**Required work**: Filter this data down to the lines that hold "Defender", and copy them.

**Data items**:
════════════════

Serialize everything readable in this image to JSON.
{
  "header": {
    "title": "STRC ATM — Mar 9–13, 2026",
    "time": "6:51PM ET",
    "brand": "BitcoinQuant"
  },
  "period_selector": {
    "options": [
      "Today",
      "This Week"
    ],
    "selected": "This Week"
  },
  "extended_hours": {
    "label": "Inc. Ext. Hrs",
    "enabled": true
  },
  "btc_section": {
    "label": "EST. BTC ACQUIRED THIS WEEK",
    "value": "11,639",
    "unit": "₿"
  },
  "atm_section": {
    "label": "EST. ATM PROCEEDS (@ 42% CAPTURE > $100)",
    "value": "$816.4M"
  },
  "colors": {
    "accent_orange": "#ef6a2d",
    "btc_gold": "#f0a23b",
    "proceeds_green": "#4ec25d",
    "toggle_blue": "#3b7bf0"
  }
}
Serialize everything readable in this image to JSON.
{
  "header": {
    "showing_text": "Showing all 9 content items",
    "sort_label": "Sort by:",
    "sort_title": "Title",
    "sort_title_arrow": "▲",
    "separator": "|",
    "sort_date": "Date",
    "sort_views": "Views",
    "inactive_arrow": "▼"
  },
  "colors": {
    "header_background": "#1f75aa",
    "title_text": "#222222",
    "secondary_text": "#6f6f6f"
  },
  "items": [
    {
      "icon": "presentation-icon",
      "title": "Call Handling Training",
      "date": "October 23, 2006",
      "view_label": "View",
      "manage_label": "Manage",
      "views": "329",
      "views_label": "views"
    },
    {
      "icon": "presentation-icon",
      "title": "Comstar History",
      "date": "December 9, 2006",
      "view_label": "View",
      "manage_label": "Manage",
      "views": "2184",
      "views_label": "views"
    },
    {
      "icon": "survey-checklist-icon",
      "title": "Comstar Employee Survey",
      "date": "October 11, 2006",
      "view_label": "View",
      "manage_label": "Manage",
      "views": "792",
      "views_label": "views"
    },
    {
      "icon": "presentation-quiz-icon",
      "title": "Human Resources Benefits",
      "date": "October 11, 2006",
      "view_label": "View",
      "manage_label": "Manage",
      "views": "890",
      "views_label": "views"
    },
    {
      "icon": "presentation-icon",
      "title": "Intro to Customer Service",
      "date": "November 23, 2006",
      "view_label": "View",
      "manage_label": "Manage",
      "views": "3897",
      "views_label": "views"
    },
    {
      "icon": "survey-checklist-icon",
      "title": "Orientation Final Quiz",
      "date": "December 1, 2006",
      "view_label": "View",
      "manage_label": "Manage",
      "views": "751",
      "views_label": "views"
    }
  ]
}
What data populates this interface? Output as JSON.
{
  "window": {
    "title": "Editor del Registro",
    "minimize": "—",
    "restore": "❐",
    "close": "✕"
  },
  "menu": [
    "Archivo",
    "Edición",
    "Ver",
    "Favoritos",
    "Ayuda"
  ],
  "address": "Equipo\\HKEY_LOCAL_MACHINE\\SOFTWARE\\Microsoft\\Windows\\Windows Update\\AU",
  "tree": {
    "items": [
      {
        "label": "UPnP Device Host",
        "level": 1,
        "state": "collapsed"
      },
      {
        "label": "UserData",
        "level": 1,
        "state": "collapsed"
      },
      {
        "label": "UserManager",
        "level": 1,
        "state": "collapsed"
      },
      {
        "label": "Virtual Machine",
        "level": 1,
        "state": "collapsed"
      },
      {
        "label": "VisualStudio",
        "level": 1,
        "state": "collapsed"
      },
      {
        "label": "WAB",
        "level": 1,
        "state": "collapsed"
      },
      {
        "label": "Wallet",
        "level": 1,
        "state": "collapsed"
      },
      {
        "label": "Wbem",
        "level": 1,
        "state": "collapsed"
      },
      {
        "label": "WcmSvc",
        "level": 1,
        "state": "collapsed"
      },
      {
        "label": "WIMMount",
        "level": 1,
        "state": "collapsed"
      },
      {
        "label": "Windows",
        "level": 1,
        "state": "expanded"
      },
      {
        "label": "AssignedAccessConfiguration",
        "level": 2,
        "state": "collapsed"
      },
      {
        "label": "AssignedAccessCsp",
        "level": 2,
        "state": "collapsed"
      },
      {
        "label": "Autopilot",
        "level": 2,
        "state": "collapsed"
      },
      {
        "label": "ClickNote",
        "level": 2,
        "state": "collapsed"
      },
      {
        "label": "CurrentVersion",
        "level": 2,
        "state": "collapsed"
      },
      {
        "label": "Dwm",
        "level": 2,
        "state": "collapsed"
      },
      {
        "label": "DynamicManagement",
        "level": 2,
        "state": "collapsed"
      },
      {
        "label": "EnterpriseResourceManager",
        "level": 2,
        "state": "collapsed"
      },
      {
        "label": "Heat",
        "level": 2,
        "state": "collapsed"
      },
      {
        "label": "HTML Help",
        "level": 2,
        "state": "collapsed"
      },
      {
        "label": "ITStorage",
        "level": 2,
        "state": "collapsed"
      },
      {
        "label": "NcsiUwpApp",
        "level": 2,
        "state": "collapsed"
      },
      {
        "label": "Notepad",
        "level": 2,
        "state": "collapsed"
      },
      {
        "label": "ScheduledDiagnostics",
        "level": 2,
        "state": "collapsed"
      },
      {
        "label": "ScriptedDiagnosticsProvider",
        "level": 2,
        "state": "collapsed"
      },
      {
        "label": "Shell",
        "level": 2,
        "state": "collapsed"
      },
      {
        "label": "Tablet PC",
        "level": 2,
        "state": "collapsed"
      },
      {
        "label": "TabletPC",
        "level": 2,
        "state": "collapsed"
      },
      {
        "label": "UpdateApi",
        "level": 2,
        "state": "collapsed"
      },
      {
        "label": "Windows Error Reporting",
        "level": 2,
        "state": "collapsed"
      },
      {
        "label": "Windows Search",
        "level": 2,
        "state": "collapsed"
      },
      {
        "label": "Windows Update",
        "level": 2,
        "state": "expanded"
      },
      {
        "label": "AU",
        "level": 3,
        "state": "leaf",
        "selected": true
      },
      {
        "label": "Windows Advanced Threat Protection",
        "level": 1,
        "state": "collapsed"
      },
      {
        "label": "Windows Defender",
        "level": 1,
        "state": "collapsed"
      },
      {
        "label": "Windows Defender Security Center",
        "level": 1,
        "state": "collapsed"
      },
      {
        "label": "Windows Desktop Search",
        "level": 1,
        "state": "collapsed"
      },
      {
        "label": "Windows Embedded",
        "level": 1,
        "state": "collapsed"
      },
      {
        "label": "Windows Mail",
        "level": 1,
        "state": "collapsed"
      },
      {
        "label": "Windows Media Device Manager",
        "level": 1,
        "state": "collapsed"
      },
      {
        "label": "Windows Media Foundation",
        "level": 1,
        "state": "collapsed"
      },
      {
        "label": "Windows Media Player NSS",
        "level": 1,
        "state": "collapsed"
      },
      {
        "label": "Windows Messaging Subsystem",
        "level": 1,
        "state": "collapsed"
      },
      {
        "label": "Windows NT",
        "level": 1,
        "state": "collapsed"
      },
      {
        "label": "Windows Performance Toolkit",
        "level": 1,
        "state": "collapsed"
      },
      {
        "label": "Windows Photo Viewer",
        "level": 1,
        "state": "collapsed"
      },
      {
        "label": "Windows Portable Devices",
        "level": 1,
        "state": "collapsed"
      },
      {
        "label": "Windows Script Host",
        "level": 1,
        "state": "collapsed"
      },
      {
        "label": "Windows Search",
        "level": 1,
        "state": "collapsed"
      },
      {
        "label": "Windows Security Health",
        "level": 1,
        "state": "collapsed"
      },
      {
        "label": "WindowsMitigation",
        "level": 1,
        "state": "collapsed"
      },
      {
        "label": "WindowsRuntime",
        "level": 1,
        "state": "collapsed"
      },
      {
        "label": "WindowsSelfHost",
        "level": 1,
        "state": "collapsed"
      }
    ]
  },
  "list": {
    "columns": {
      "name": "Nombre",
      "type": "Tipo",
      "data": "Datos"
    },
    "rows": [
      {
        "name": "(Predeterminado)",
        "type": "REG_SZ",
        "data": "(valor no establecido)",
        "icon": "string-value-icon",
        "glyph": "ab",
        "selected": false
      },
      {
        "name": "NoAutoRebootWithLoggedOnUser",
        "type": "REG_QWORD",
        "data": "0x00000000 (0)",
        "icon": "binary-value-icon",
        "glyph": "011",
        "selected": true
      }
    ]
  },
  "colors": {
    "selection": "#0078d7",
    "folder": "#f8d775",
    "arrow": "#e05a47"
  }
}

════════════════

**Written response**:
        "label": "Windows Defender",
        "label": "Windows Defender Security Center",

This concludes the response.